▸ **Teks Bacaan**:
====

Pada 2019, produk domestik regional bruto DKI Jakarta sebesar Rp 2.840,83 triliun. Jika dibagi per hari, PDRB Jakarta sebesar Rp 7,78 triliun. Apabila aktivitas ekonomi dihentikan selama dua minggu atau 14 hari, PDRB yang hilang sebesar Rp 108,9 triliun. Apa artinya? Meskipun PDRB menguap sebesar Rp 108,9 triliun, perekonomian Jakarta pada 2020 akan tetap tumbuh karena delta pertambahan PDRB Jakarta rata-rata Rp 200 triliun per tahun.
Sektor-sektor besar di Jakarta antara lain perdagangan dan reparasi kendaraan (17,14 persen), industri pengolahan (12,21 persen), konstruksi (11,61 persen), jasa keuangan (10,5 persen), serta informasi dan komunikasi (8,1 persen). Sektor-sektor vital seperti perdagangan untuk sementara bisa dikendalikan pemerintah pusat. Adapun industri pengolahan untuk sementara bisa dialihkan ke daerah lain. Adapun pasar keuangan dan perbankan tetap bisa berjalan melalui online.
Perekonomian nasional pun akan tetap tumbuh meskipun aktivitas ekonomi di Jakarta dihentikan. Jakarta memang pusat keuangan Indonesia, tetapi porsi PDRB-nya terhadap PDB nasional hanya 17 persen.
Pada 2019, PDB nasional mencapai Rp 15.883,9 triliun dengan delta pertambahan PDB mencapai Rp 1.046 triliun. Dengan demikian, hilangnya PDBR Jakarta sebesar Rp 108,9 triliun hanya akan menggerus sekitar 10 persen pertumbuhan ekonomi nasional.
Sebagai ilustrasi, jika target pertumbuhan ekonomi 2020 sebesar 4,5 persen, penghentian aktivitas ekonomi di Jakarta selama dua minggu akan menggerus pertumbuhan sebesar 0,45 persen poin sehingga menjadi 4,05 persen, masih jauh dari resesi. Pemerintah pun saat ini masih optimis pertumbuhan ekonomi 2020 bisa mencapai 4,5 persen dengan adanya wabah Covid-19.
Lalu, bagaimana agar hilangnya PDRB tersebut tidak terlampau merugikan perusahaan, UMKM, dan masyarakat? Pemerintah telah mengeluarkan kebijakan menghapus Pajak Penghasilan (PPh) karyawan selama enam bulan mulai April 2020.
Artinya, beban perusahaan yang selama ini menanggung PPh karyawan akan berkurang. Pemerintah juga memberikan pengurangan pajak bagi perusahaan itu sendiri. Sektor perbankan pun memberikan keringanan kepada perusahaan yang menjadi debitor untuk merestrukturisasi utang sehingga cicilan bisa diperkecil dengan tenor yang lebih panjang.

====

(Entri data tersimpan)
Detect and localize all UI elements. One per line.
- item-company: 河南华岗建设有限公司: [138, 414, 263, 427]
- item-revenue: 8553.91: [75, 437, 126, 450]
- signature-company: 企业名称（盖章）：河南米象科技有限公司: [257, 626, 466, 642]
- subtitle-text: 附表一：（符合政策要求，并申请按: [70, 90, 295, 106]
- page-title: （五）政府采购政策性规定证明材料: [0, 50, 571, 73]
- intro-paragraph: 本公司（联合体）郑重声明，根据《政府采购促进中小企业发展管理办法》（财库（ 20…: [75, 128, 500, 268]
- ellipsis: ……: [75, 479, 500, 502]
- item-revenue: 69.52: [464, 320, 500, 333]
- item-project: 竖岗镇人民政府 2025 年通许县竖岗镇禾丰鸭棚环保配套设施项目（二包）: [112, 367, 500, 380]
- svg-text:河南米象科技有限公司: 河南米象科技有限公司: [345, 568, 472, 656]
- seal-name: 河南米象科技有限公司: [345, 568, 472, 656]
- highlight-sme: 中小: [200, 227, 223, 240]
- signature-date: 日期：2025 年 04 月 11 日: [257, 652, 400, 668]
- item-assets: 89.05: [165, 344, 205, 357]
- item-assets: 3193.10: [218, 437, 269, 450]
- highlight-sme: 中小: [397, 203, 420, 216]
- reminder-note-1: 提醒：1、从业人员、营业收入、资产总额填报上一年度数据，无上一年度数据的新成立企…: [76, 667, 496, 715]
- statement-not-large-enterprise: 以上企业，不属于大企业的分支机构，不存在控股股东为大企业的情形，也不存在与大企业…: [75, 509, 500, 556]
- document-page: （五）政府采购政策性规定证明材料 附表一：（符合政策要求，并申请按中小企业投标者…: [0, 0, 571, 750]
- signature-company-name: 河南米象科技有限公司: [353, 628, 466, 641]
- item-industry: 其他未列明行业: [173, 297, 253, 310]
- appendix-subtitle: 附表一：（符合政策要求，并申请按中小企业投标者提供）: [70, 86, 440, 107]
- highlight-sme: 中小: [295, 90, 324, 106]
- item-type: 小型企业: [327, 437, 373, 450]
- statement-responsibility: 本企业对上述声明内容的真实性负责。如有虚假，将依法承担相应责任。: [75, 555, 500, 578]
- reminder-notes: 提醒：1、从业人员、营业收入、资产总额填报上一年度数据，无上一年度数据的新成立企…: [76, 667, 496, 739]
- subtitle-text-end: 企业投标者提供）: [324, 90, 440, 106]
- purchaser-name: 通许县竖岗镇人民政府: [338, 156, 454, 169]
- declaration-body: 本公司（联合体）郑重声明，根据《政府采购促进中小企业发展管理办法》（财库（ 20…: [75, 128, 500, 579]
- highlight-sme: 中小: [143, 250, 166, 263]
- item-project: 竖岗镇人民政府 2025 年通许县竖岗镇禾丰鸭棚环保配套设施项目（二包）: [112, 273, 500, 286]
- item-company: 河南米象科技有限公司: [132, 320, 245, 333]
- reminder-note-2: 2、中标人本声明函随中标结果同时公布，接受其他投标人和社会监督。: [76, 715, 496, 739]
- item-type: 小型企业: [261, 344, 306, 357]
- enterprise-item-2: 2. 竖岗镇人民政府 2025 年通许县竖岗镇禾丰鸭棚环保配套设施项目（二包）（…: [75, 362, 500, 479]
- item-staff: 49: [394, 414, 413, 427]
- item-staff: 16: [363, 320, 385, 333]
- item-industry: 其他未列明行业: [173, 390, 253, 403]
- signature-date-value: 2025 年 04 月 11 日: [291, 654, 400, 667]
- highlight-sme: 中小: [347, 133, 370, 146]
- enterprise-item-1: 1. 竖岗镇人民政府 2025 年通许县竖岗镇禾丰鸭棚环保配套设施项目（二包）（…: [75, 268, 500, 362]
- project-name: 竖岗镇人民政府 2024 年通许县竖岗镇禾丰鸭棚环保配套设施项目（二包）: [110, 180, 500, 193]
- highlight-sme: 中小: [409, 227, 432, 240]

====

▸ **Daftar Soal**:
A - Jawab pertanyaan berikut berdasarkan teks tentang ekonomi Jakarta:
(i) Berapa PDRB DKI Jakarta jika dibagi per hari?
(ii) Berapa porsi PDRB Jakarta terhadap PDB nasional?
(iii) Selama berapa lama dan mulai kapan pemerintah menghapus PPh karyawan?
B - Tulis kelanjutan teks tentang dampak penghentian aktivitas ekonomi Jakarta, dimulai setelah kalimat terakhirnya.
Entri-entri ini diambil dari sumber lain.

▸ **Jawaban per Soal**:
A -
(i) Rp 7,78 triliun.
(ii) 17 persen.
(iii) Selama enam bulan, mulai April 2020.

B -
Kerugian perusahaan juga bisa ditutup dari berkurangnya biaya-biaya operasional kantor serta uang makan dan transportasi karyawan. Jika perusahaan masih merugi, pemerintah mesti memberikan insentif-insentif lain sehingga akhirnya perusahaan sukarela untuk menghentikan aktivitas bisnisnya di kantor untuk sementara.
Berdasarkan data BPS Jakarta, terdapat 4,54 juta pekerja di Jakarta dengan rincian 3,1 juta merupakan pekerja formal sebagai karyawan, pegawai, dan buruh serta 1,44 juta pekerja informal dan pelaku usaha mikro. Pekerja formal tidak begitu masalah karena berpendapatan tetap. Untuk pekerja informal, pemerintah tentu harus menanggung pendapatannya yang hilang agar pekerja bersangkutan tetap bisa mencukupi kebutuhan keluarganya selama aktivitas ekonomi Jakarta dihentikan, semisal dua minggu.
Misalkan upah minimum regional (UMR) Jakarta sebesar Rp 4,2 juta per bulan atau Rp 2,1 juta per dua minggu. Maka, selama dua minggu tak bekerja, pekerja informal akan kehilangan pendapatan Rp 2,1 juta. Jika pendapatan pekerja informal yang hilang diganti seluruhnya, pemerintah harus menyediakan sekitar Rp 3 triliun dalam bentuk misalnya bantuan langsung tunai.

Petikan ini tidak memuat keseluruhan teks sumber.